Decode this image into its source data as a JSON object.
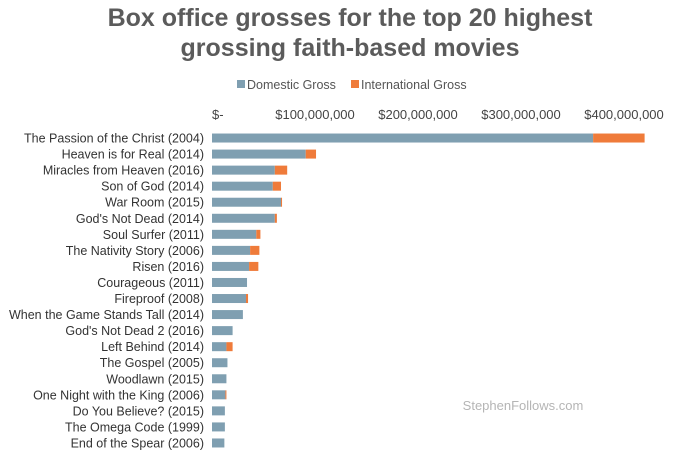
{
  "chart_data": {
    "type": "bar",
    "orientation": "horizontal",
    "stacked": true,
    "title_lines": [
      "Box office grosses for the top 20 highest",
      "grossing faith-based movies"
    ],
    "categories": [
      "The Passion of the Christ (2004)",
      "Heaven is for Real (2014)",
      "Miracles from Heaven (2016)",
      "Son of God (2014)",
      "War Room (2015)",
      "God's Not Dead (2014)",
      "Soul Surfer (2011)",
      "The Nativity Story (2006)",
      "Risen (2016)",
      "Courageous (2011)",
      "Fireproof (2008)",
      "When the Game Stands Tall (2014)",
      "God's Not Dead 2 (2016)",
      "Left Behind (2014)",
      "The Gospel (2005)",
      "Woodlawn (2015)",
      "One Night with the King (2006)",
      "Do You Believe? (2015)",
      "The Omega Code (1999)",
      "End of the Spear (2006)"
    ],
    "series": [
      {
        "name": "Domestic Gross",
        "color": "#7f9fb1",
        "values": [
          370000000,
          91000000,
          61000000,
          59000000,
          67000000,
          61000000,
          43000000,
          37000000,
          36000000,
          34000000,
          33000000,
          30000000,
          20000000,
          14000000,
          15000000,
          14000000,
          13000000,
          12500000,
          12500000,
          12000000
        ]
      },
      {
        "name": "International Gross",
        "color": "#ef7b3a",
        "values": [
          50000000,
          10000000,
          12000000,
          8000000,
          1000000,
          2000000,
          4000000,
          9000000,
          9000000,
          0,
          2000000,
          0,
          0,
          6000000,
          0,
          0,
          1000000,
          0,
          0,
          0
        ]
      }
    ],
    "x_ticks": [
      0,
      100000000,
      200000000,
      300000000,
      400000000
    ],
    "x_tick_labels": [
      "$-",
      "$100,000,000",
      "$200,000,000",
      "$300,000,000",
      "$400,000,000"
    ],
    "xlim": [
      0,
      430000000
    ],
    "legend_position": "top",
    "grid": false,
    "watermark": "StephenFollows.com"
  }
}
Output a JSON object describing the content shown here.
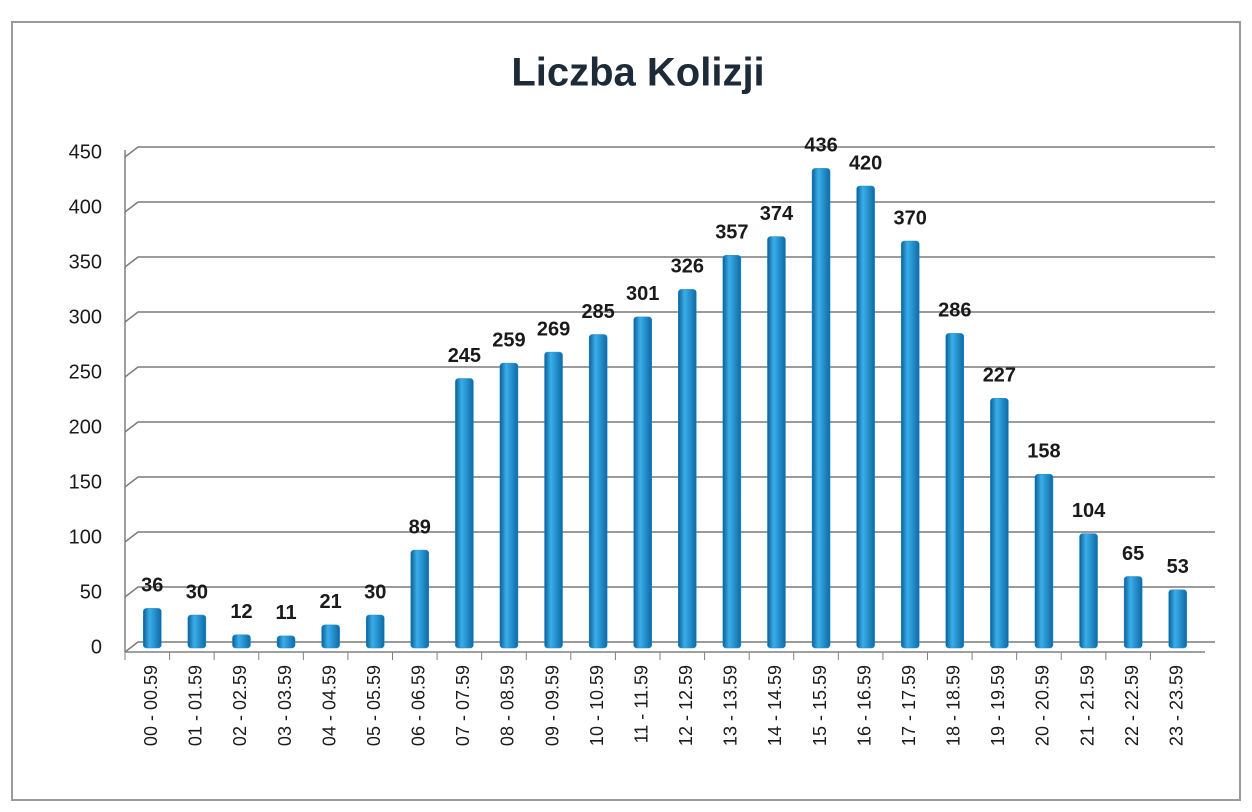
{
  "chart_data": {
    "type": "bar",
    "title": "Liczba Kolizji",
    "categories": [
      "00 - 00.59",
      "01 - 01.59",
      "02 - 02.59",
      "03 - 03.59",
      "04 - 04.59",
      "05 - 05.59",
      "06 - 06.59",
      "07 - 07.59",
      "08 - 08.59",
      "09 - 09.59",
      "10 - 10.59",
      "11 - 11.59",
      "12 - 12.59",
      "13 - 13.59",
      "14 - 14.59",
      "15 - 15.59",
      "16 - 16.59",
      "17 - 17.59",
      "18 - 18.59",
      "19 - 19.59",
      "20 - 20.59",
      "21 - 21.59",
      "22 - 22.59",
      "23 - 23.59"
    ],
    "values": [
      36,
      30,
      12,
      11,
      21,
      30,
      89,
      245,
      259,
      269,
      285,
      301,
      326,
      357,
      374,
      436,
      420,
      370,
      286,
      227,
      158,
      104,
      65,
      53
    ],
    "color": "#1b8fd2",
    "ylim": [
      0,
      450
    ],
    "yticks": [
      0,
      50,
      100,
      150,
      200,
      250,
      300,
      350,
      400,
      450
    ],
    "grid": true
  }
}
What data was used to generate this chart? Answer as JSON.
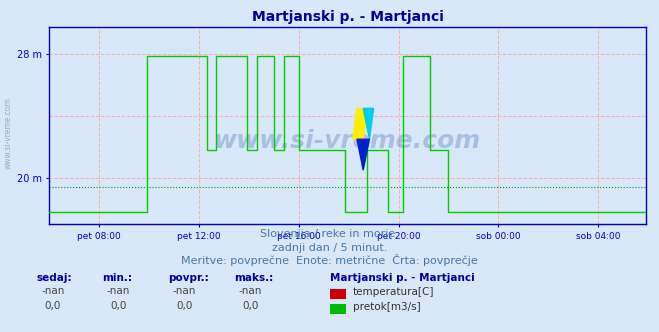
{
  "title": "Martjanski p. - Martjanci",
  "title_color": "#000099",
  "title_fontsize": 10,
  "bg_color": "#d8e8f8",
  "plot_bg_color": "#d8e8f8",
  "grid_color": "#ffaaaa",
  "avg_line_color": "#009900",
  "axis_color": "#0000cc",
  "tick_color": "#0000cc",
  "ylim": [
    17.0,
    29.8
  ],
  "yticks": [
    20,
    28
  ],
  "ytick_labels": [
    "20 m",
    "28 m"
  ],
  "xlim": [
    0,
    287
  ],
  "xtick_positions": [
    24,
    72,
    120,
    168,
    216,
    264
  ],
  "xtick_labels": [
    "pet 08:00",
    "pet 12:00",
    "pet 16:00",
    "pet 20:00",
    "sob 00:00",
    "sob 04:00"
  ],
  "watermark": "www.si-vreme.com",
  "watermark_color": "#7799cc",
  "watermark_alpha": 0.5,
  "subtitle1": "Slovenija / reke in morje.",
  "subtitle2": "zadnji dan / 5 minut.",
  "subtitle3": "Meritve: povprečne  Enote: metrične  Črta: povprečje",
  "subtitle_color": "#4477aa",
  "subtitle_fontsize": 8,
  "legend_title": "Martjanski p. - Martjanci",
  "legend_title_color": "#000099",
  "legend_color1": "#cc0000",
  "legend_label1": "temperatura[C]",
  "legend_color2": "#00bb00",
  "legend_label2": "pretok[m3/s]",
  "table_headers": [
    "sedaj:",
    "min.:",
    "povpr.:",
    "maks.:"
  ],
  "table_row1": [
    "-nan",
    "-nan",
    "-nan",
    "-nan"
  ],
  "table_row2": [
    "0,0",
    "0,0",
    "0,0",
    "0,0"
  ],
  "table_color": "#000099",
  "avg_value": 19.4,
  "green_line_color": "#00cc00",
  "blue_axis_color": "#0000bb",
  "red_arrow_color": "#cc0000",
  "side_text": "www.si-vreme.com",
  "side_text_color": "#8899bb"
}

------------------------------------------------------------------------

Task to complete
Print each of the records above exactly as written, leaving no picture in the copy.

Expected output
Decode this image into its source data as a JSON object.
{
  "chart_data": {
    "type": "bar",
    "orientation": "horizontal",
    "stacked": true,
    "title_lines": [
      "Box office grosses for the top 20 highest",
      "grossing faith-based movies"
    ],
    "categories": [
      "The Passion of the Christ (2004)",
      "Heaven is for Real (2014)",
      "Miracles from Heaven (2016)",
      "Son of God (2014)",
      "War Room (2015)",
      "God's Not Dead (2014)",
      "Soul Surfer (2011)",
      "The Nativity Story (2006)",
      "Risen (2016)",
      "Courageous (2011)",
      "Fireproof (2008)",
      "When the Game Stands Tall (2014)",
      "God's Not Dead 2 (2016)",
      "Left Behind (2014)",
      "The Gospel (2005)",
      "Woodlawn (2015)",
      "One Night with the King (2006)",
      "Do You Believe? (2015)",
      "The Omega Code (1999)",
      "End of the Spear (2006)"
    ],
    "series": [
      {
        "name": "Domestic Gross",
        "color": "#7f9fb1",
        "values": [
          370000000,
          91000000,
          61000000,
          59000000,
          67000000,
          61000000,
          43000000,
          37000000,
          36000000,
          34000000,
          33000000,
          30000000,
          20000000,
          14000000,
          15000000,
          14000000,
          13000000,
          12500000,
          12500000,
          12000000
        ]
      },
      {
        "name": "International Gross",
        "color": "#ef7b3a",
        "values": [
          50000000,
          10000000,
          12000000,
          8000000,
          1000000,
          2000000,
          4000000,
          9000000,
          9000000,
          0,
          2000000,
          0,
          0,
          6000000,
          0,
          0,
          1000000,
          0,
          0,
          0
        ]
      }
    ],
    "x_ticks": [
      0,
      100000000,
      200000000,
      300000000,
      400000000
    ],
    "x_tick_labels": [
      "$-",
      "$100,000,000",
      "$200,000,000",
      "$300,000,000",
      "$400,000,000"
    ],
    "xlim": [
      0,
      430000000
    ],
    "legend_position": "top",
    "grid": false,
    "watermark": "StephenFollows.com"
  }
}
Output a JSON object describing the content shown here.
{
  "chart_data": {
    "type": "bar",
    "title": "Liczba Kolizji",
    "categories": [
      "00 - 00.59",
      "01 - 01.59",
      "02 - 02.59",
      "03 - 03.59",
      "04 - 04.59",
      "05 - 05.59",
      "06 - 06.59",
      "07 - 07.59",
      "08 - 08.59",
      "09 - 09.59",
      "10 - 10.59",
      "11 - 11.59",
      "12 - 12.59",
      "13 - 13.59",
      "14 - 14.59",
      "15 - 15.59",
      "16 - 16.59",
      "17 - 17.59",
      "18 - 18.59",
      "19 - 19.59",
      "20 - 20.59",
      "21 - 21.59",
      "22 - 22.59",
      "23 - 23.59"
    ],
    "values": [
      36,
      30,
      12,
      11,
      21,
      30,
      89,
      245,
      259,
      269,
      285,
      301,
      326,
      357,
      374,
      436,
      420,
      370,
      286,
      227,
      158,
      104,
      65,
      53
    ],
    "color": "#1b8fd2",
    "ylim": [
      0,
      450
    ],
    "yticks": [
      0,
      50,
      100,
      150,
      200,
      250,
      300,
      350,
      400,
      450
    ],
    "grid": true
  }
}
What data was used to generate this chart? Answer as JSON.
{
  "title": "Martjanski p. - Martjanci",
  "title_color": "#000099",
  "title_fontsize": 10,
  "bg_color": "#d8e8f8",
  "plot_bg_color": "#d8e8f8",
  "grid_color": "#ffaaaa",
  "avg_line_color": "#009900",
  "axis_color": "#0000cc",
  "tick_color": "#0000cc",
  "ylim": [
    17.0,
    29.8
  ],
  "yticks": [
    20,
    28
  ],
  "ytick_labels": [
    "20 m",
    "28 m"
  ],
  "xlim": [
    0,
    287
  ],
  "xtick_positions": [
    24,
    72,
    120,
    168,
    216,
    264
  ],
  "xtick_labels": [
    "pet 08:00",
    "pet 12:00",
    "pet 16:00",
    "pet 20:00",
    "sob 00:00",
    "sob 04:00"
  ],
  "watermark": "www.si-vreme.com",
  "watermark_color": "#7799cc",
  "watermark_alpha": 0.5,
  "subtitle1": "Slovenija / reke in morje.",
  "subtitle2": "zadnji dan / 5 minut.",
  "subtitle3": "Meritve: povprečne  Enote: metrične  Črta: povprečje",
  "subtitle_color": "#4477aa",
  "subtitle_fontsize": 8,
  "legend_title": "Martjanski p. - Martjanci",
  "legend_title_color": "#000099",
  "legend_color1": "#cc0000",
  "legend_label1": "temperatura[C]",
  "legend_color2": "#00bb00",
  "legend_label2": "pretok[m3/s]",
  "table_headers": [
    "sedaj:",
    "min.:",
    "povpr.:",
    "maks.:"
  ],
  "table_row1": [
    "-nan",
    "-nan",
    "-nan",
    "-nan"
  ],
  "table_row2": [
    "0,0",
    "0,0",
    "0,0",
    "0,0"
  ],
  "table_color": "#000099",
  "avg_value": 19.4,
  "green_line_color": "#00cc00",
  "blue_axis_color": "#0000bb",
  "red_arrow_color": "#cc0000",
  "side_text": "www.si-vreme.com",
  "side_text_color": "#8899bb"
}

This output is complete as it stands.